*Work to do:* Extract every line that contains the word "document".

───── Data excerpts

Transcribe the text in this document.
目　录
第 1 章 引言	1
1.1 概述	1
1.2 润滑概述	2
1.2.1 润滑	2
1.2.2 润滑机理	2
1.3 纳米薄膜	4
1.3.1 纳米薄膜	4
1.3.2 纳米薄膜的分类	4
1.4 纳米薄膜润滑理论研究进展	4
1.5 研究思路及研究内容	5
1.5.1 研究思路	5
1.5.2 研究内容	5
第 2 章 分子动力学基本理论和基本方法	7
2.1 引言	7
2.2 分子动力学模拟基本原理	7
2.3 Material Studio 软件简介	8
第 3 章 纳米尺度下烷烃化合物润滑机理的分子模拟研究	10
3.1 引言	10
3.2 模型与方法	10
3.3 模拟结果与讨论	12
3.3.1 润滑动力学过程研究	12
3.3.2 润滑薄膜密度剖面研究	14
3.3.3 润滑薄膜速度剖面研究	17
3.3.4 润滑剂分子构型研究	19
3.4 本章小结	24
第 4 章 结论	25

──────────
───── Data excerpts

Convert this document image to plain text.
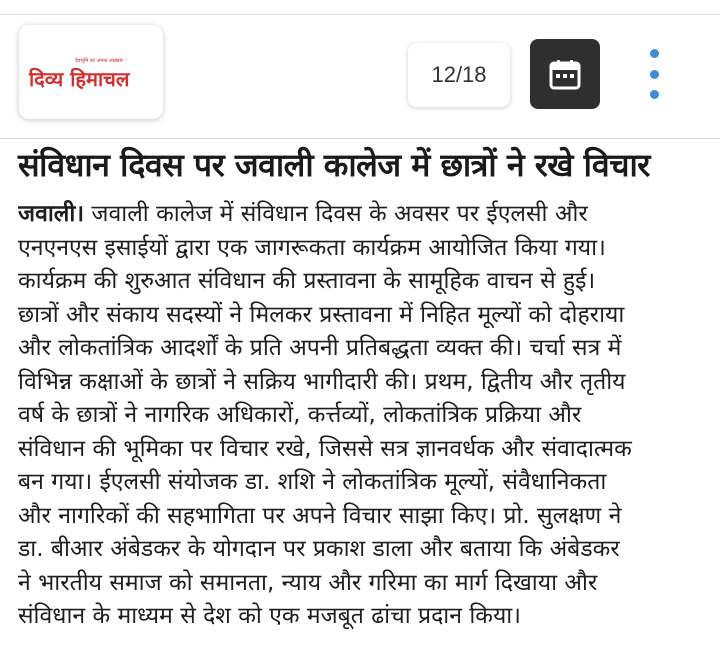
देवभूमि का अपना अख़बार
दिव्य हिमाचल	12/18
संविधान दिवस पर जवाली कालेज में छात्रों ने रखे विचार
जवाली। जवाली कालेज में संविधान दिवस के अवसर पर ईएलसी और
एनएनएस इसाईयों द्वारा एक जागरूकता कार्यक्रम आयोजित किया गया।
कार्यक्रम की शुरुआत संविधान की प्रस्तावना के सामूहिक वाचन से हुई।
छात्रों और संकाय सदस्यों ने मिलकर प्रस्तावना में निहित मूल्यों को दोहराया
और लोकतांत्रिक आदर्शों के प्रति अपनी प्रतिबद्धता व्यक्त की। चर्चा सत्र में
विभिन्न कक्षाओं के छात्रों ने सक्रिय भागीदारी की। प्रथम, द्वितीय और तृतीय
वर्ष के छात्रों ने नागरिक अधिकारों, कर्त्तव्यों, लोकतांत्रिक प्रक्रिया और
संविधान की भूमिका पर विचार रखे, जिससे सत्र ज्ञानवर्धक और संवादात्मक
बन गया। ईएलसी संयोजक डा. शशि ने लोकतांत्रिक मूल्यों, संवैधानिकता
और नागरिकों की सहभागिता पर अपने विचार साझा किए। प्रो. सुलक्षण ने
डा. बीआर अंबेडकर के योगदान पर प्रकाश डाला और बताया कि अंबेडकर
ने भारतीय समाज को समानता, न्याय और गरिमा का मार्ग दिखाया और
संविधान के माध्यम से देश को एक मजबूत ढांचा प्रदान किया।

──────────

*Task solution:*
Transcribe the text in this document.
Convert this document image to plain text.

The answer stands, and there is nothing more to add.